Records for this task:

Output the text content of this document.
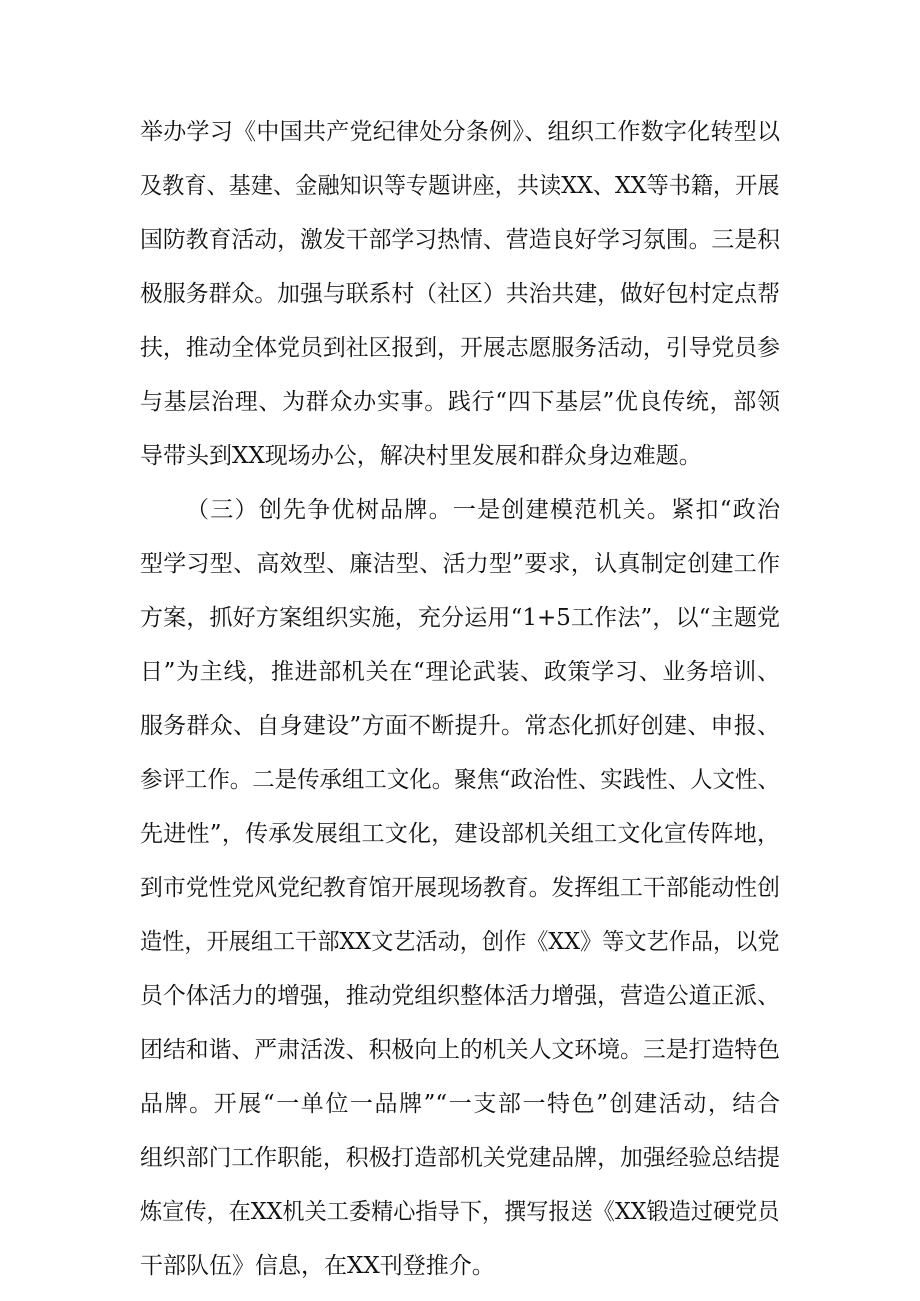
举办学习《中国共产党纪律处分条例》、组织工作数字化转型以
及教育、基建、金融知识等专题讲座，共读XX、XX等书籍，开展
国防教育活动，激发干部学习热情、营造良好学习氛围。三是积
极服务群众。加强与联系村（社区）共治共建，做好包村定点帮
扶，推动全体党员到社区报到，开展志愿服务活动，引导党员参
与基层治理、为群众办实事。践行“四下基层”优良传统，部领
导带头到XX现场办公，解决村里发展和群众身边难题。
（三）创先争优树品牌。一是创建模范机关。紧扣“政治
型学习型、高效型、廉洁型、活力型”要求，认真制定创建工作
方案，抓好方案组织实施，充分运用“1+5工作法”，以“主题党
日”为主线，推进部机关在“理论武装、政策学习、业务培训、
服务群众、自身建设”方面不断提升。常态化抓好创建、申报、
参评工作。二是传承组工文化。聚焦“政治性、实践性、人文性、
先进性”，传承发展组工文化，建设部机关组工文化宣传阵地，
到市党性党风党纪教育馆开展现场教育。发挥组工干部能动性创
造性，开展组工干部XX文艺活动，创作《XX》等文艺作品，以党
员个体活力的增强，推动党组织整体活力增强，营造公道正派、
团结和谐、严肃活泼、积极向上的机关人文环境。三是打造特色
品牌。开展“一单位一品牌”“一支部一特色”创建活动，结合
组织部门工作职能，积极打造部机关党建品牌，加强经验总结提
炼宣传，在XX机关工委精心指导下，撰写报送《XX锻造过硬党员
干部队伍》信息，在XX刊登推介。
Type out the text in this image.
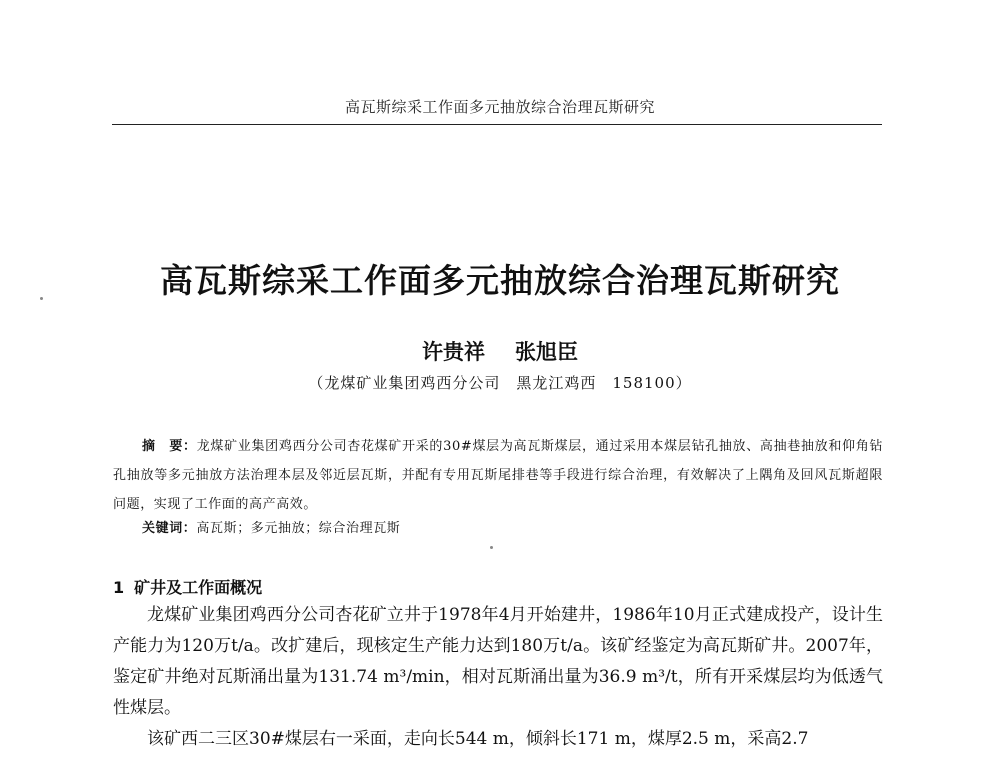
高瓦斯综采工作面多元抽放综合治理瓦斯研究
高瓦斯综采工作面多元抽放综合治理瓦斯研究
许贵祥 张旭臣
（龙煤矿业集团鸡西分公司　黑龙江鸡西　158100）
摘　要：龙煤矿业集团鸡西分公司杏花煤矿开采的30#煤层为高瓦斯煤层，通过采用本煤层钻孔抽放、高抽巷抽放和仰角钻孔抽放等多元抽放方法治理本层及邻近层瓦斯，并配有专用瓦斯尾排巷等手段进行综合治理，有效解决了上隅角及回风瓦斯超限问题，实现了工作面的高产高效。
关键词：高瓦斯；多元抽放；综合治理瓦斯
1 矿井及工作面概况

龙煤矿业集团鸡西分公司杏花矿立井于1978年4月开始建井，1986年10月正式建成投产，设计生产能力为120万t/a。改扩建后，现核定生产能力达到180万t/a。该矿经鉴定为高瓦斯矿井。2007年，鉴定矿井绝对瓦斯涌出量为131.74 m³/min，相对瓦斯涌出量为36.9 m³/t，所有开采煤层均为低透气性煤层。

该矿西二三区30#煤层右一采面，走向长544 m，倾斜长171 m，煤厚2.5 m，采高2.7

Exercise:
Above are records with pictures; repeat the records exactly and leave the pictures out.

Result of the task:
Output the text content of this document.
举办学习《中国共产党纪律处分条例》、组织工作数字化转型以
及教育、基建、金融知识等专题讲座，共读XX、XX等书籍，开展
国防教育活动，激发干部学习热情、营造良好学习氛围。三是积
极服务群众。加强与联系村（社区）共治共建，做好包村定点帮
扶，推动全体党员到社区报到，开展志愿服务活动，引导党员参
与基层治理、为群众办实事。践行“四下基层”优良传统，部领
导带头到XX现场办公，解决村里发展和群众身边难题。
（三）创先争优树品牌。一是创建模范机关。紧扣“政治
型学习型、高效型、廉洁型、活力型”要求，认真制定创建工作
方案，抓好方案组织实施，充分运用“1+5工作法”，以“主题党
日”为主线，推进部机关在“理论武装、政策学习、业务培训、
服务群众、自身建设”方面不断提升。常态化抓好创建、申报、
参评工作。二是传承组工文化。聚焦“政治性、实践性、人文性、
先进性”，传承发展组工文化，建设部机关组工文化宣传阵地，
到市党性党风党纪教育馆开展现场教育。发挥组工干部能动性创
造性，开展组工干部XX文艺活动，创作《XX》等文艺作品，以党
员个体活力的增强，推动党组织整体活力增强，营造公道正派、
团结和谐、严肃活泼、积极向上的机关人文环境。三是打造特色
品牌。开展“一单位一品牌”“一支部一特色”创建活动，结合
组织部门工作职能，积极打造部机关党建品牌，加强经验总结提
炼宣传，在XX机关工委精心指导下，撰写报送《XX锻造过硬党员
干部队伍》信息，在XX刊登推介。
Type out the text in this image.
高瓦斯综采工作面多元抽放综合治理瓦斯研究
高瓦斯综采工作面多元抽放综合治理瓦斯研究
许贵祥 张旭臣
（龙煤矿业集团鸡西分公司　黑龙江鸡西　158100）
摘　要：龙煤矿业集团鸡西分公司杏花煤矿开采的30#煤层为高瓦斯煤层，通过采用本煤层钻孔抽放、高抽巷抽放和仰角钻孔抽放等多元抽放方法治理本层及邻近层瓦斯，并配有专用瓦斯尾排巷等手段进行综合治理，有效解决了上隅角及回风瓦斯超限问题，实现了工作面的高产高效。
关键词：高瓦斯；多元抽放；综合治理瓦斯
1 矿井及工作面概况

龙煤矿业集团鸡西分公司杏花矿立井于1978年4月开始建井，1986年10月正式建成投产，设计生产能力为120万t/a。改扩建后，现核定生产能力达到180万t/a。该矿经鉴定为高瓦斯矿井。2007年，鉴定矿井绝对瓦斯涌出量为131.74 m³/min，相对瓦斯涌出量为36.9 m³/t，所有开采煤层均为低透气性煤层。

该矿西二三区30#煤层右一采面，走向长544 m，倾斜长171 m，煤厚2.5 m，采高2.7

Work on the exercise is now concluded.